### Set problem
Copy out all lines in the data below containing the string "source".

(Dataset items)

※ ※ ※

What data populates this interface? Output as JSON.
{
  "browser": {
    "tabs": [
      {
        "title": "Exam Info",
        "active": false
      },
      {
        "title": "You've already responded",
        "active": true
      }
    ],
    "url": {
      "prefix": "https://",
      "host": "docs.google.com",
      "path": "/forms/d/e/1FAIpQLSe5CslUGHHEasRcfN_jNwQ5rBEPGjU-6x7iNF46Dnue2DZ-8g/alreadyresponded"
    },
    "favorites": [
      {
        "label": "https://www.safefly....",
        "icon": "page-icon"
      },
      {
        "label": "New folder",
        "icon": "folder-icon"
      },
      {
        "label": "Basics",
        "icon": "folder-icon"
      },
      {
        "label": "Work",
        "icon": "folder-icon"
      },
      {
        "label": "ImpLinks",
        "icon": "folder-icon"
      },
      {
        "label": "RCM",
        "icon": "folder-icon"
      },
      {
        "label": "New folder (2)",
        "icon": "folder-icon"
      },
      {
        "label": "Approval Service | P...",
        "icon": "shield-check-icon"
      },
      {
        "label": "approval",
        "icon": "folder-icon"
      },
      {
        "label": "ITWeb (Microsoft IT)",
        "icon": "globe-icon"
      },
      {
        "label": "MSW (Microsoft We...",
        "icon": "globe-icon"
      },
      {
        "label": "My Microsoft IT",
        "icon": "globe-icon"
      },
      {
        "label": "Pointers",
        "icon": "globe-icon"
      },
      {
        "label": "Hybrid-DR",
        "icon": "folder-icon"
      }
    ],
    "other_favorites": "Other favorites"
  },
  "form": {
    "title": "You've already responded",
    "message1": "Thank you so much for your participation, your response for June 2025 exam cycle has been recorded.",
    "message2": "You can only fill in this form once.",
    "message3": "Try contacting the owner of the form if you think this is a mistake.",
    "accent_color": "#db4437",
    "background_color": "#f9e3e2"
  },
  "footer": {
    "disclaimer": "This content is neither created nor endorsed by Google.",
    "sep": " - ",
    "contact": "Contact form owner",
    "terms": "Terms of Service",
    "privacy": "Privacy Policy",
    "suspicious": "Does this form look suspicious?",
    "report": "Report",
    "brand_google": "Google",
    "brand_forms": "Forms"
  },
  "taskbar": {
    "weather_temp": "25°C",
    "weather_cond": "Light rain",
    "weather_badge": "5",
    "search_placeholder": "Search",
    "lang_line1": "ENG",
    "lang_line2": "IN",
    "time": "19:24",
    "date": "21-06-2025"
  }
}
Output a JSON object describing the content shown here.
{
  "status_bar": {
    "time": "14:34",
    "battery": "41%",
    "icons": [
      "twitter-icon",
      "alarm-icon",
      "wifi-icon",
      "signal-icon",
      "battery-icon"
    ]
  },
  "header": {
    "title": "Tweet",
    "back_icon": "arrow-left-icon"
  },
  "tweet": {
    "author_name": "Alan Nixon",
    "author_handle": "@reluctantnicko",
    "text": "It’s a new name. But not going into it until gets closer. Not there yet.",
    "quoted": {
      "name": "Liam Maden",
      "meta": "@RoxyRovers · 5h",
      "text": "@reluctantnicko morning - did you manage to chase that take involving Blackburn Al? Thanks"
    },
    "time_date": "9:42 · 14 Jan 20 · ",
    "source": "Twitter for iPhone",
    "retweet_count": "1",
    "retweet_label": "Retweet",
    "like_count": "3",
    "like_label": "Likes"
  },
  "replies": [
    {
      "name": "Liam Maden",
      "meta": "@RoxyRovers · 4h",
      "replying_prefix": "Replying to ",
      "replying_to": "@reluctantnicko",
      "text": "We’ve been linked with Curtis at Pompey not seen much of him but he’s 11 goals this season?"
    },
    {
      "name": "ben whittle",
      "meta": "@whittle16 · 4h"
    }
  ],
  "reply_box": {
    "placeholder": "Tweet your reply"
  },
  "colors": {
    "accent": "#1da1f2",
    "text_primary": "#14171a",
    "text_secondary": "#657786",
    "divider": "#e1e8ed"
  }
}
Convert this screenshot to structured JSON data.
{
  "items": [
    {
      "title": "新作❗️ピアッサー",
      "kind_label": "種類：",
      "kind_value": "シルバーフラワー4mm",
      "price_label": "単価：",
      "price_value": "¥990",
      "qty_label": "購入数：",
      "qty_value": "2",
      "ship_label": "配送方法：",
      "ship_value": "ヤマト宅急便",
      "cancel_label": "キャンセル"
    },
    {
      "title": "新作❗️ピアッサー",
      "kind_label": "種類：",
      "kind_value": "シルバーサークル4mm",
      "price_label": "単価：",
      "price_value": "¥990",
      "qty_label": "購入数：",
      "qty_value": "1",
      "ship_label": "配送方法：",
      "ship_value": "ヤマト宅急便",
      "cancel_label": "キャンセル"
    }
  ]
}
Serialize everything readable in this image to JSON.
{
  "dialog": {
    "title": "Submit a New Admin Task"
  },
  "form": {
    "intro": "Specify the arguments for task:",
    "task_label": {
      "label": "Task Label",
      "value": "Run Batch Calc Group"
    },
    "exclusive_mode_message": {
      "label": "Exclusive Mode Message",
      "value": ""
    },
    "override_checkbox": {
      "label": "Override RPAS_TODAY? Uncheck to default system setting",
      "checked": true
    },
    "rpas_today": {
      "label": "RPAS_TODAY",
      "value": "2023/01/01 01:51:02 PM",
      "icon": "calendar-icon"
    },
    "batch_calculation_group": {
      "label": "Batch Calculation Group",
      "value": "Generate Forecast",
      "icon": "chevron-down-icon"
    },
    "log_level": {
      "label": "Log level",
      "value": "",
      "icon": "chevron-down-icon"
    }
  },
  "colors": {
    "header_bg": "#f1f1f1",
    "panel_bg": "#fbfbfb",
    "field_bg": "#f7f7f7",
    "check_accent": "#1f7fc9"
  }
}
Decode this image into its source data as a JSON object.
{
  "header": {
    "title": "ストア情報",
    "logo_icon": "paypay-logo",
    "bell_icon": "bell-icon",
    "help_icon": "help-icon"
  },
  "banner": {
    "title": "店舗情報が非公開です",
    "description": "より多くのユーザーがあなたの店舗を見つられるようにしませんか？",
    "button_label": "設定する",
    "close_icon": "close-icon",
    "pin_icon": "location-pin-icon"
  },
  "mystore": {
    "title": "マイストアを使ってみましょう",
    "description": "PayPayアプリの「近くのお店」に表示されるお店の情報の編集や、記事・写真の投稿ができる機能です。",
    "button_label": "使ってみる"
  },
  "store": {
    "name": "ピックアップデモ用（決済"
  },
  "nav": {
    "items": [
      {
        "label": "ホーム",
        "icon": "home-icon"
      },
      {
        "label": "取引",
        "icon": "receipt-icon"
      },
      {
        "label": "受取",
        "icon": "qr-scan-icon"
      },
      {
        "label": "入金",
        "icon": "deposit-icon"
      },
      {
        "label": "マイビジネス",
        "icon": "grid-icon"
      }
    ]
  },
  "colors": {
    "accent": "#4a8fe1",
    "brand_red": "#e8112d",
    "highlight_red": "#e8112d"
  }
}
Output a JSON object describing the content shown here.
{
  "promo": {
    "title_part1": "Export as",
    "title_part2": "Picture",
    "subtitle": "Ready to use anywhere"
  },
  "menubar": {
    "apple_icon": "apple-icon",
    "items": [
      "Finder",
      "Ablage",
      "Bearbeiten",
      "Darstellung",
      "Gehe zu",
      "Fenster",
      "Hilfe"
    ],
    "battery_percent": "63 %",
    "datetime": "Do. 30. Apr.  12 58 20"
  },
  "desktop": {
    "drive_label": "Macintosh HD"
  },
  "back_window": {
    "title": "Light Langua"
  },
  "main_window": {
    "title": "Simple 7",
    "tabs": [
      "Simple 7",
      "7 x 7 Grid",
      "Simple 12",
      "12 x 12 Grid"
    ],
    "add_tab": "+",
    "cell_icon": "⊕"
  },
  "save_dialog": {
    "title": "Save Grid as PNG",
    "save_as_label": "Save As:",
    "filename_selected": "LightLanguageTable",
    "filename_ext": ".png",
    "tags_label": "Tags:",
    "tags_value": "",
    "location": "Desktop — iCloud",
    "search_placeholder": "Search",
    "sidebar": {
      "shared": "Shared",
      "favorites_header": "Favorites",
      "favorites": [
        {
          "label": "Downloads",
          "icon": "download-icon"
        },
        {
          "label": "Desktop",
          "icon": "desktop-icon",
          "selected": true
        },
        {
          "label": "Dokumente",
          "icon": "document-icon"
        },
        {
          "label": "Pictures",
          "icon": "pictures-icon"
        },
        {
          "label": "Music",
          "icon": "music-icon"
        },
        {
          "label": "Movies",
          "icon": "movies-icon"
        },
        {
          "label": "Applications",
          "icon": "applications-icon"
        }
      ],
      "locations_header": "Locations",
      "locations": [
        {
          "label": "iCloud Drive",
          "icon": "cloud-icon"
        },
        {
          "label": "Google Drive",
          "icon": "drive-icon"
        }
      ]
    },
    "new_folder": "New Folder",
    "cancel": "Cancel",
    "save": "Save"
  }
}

※ ※ ※

### Task output
    "source": "Twitter for iPhone",
Decode this image into its source data as a JSON object.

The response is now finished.